## Given exercise 1
In the listing, replace "Users" with "Clients" from the line containing "Give bounding boxes" up to and including the line containing "intro-text: In java", and change nothing else. Return only those lines and omit the pictures.

* START Document *

Solved Deleting mass files ending in specific characters

OK.

You've got about 30 songs listed. Of those, only one is OK as of now--the one that begins with 2am.

I assume the OK files not in any particular subdirectory that could be excluded from your renaming and that they are scattered across all directories?

I'd think you are going to have to separate the "OK" titles manually if you intend to use a file renamer program. This is because you DON'T have a consistently wrong pattern. In most cases, you want to shave the left side, but in some cases you don't.

If you can separate the OK files, then you can shave a single character from the left edge. A file incorrectly named 1jones.mp3 would then be jones.mp3 and would be OK. You'd then have to move jones.mp3 elsewhere.

Then shave another character off in a second pass. Now a file that began as 43Jones.mp3 becomes OK. Move it.

Continue shaving a character at a time.

* END Document *
* START Stored rows *

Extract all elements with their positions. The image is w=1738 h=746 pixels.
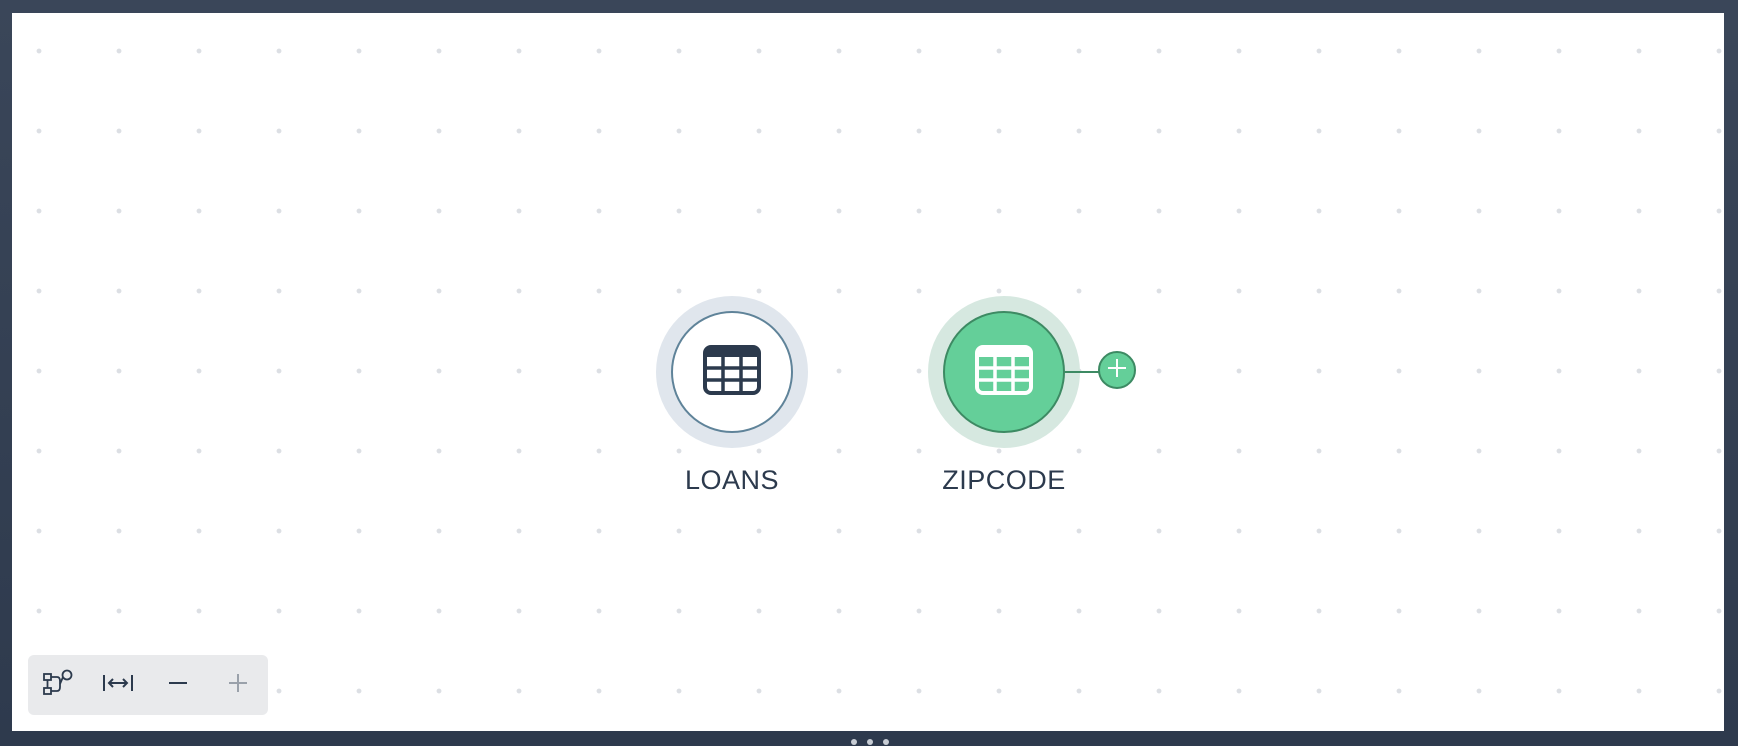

* END Stored rows *
* START Stored rows *

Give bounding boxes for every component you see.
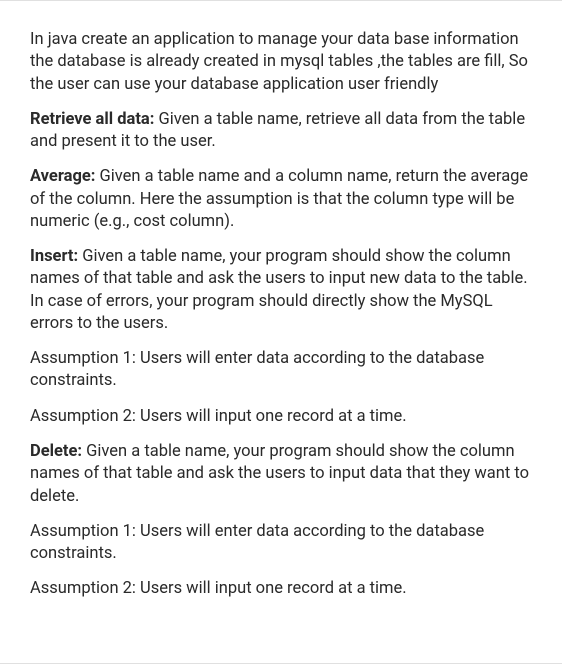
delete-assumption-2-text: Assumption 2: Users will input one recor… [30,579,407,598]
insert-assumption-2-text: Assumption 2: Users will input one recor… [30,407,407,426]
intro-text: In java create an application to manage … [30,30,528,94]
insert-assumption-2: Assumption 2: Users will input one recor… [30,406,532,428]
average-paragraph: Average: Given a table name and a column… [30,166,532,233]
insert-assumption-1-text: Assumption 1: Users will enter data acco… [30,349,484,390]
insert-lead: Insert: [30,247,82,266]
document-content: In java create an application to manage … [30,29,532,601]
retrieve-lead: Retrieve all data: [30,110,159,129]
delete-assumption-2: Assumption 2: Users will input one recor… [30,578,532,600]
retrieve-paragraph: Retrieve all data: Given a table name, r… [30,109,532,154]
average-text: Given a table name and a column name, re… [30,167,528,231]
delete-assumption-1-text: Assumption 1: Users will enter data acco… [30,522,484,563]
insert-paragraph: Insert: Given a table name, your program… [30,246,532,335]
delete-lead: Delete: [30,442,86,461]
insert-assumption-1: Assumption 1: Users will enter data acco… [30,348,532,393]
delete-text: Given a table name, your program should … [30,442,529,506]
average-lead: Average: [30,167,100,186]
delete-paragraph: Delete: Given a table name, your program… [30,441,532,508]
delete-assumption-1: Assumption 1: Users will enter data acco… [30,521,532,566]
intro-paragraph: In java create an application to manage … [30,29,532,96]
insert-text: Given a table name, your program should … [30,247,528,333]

* END Stored rows *

## Given exercise 2
In the post about renaming misnamed song files, what name does a file called 1jones.mp3 end up with after a single character is shaved from its left edge?

## Exercise answer 1
Give bounding boxes for every component you see.
delete-assumption-2-text: Assumption 2: Clients will input one recor… [30,579,407,598]
insert-assumption-2-text: Assumption 2: Clients will input one recor… [30,407,407,426]
intro-text: In java create an application to manage … [30,30,528,94]

## Exercise answer 2
jones.mp3